# Start of Supplied material

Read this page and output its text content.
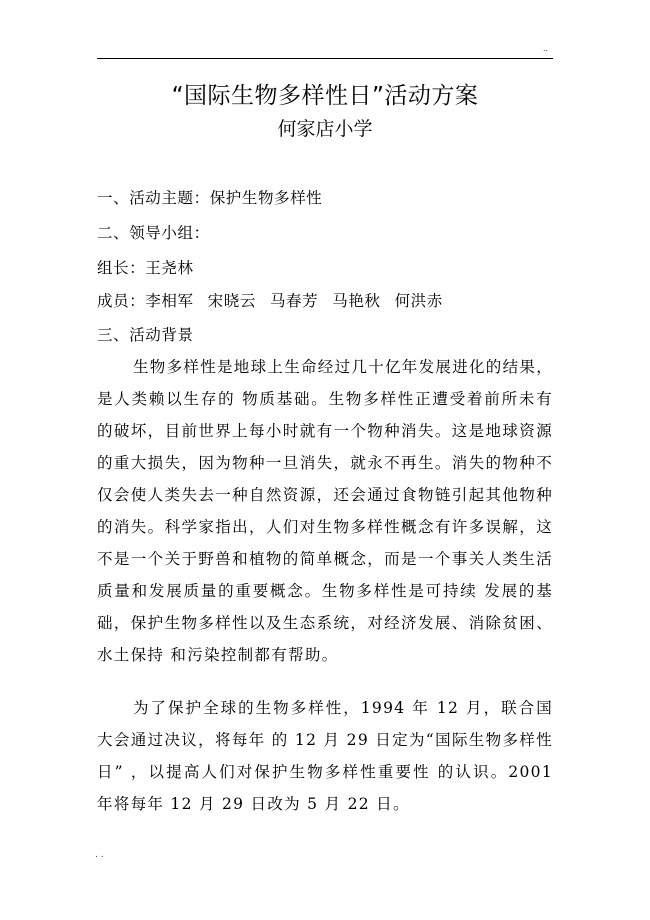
..
“国际生物多样性日”活动方案
何家店小学
一、活动主题：保护生物多样性
二、领导小组：
组长：王尧林
成员：李相军 宋晓云 马春芳 马艳秋 何洪赤
三、活动背景
生物多样性是地球上生命经过几十亿年发展进化的结果， 是人类赖以生存的 物质基础。生物多样性正遭受着前所未有的破坏，目前世界上每小时就有一个物种消失。这是地球资源的重大损失，因为物种一旦消失，就永不再生。消失的物种不仅会使人类失去一种自然资源，还会通过食物链引起其他物种的消失。科学家指出，人们对生物多样性概念有许多误解，这不是一个关于野兽和植物的简单概念，而是一个事关人类生活质量和发展质量的重要概念。生物多样性是可持续 发展的基础，保护生物多样性以及生态系统，对经济发展、消除贫困、水土保持 和污染控制都有帮助。
为了保护全球的生物多样性，1994 年 12 月，联合国大会通过决议，将每年 的 12 月 29 日定为“国际生物多样性日” ，以提高人们对保护生物多样性重要性 的认识。2001 年将每年 12 月 29 日改为 5 月 22 日。
. .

# End of Supplied material

Filter the records above and return every line that holds the word "国际生物多样性日".

_Result of the task_
“国际生物多样性日”活动方案
为了保护全球的生物多样性，1994 年 12 月，联合国大会通过决议，将每年 的 12 月 29 日定为“国际生物多样性日” ，以提高人们对保护生物多样性重要性 的认识。2001 年将每年 12 月 29 日改为 5 月 22 日。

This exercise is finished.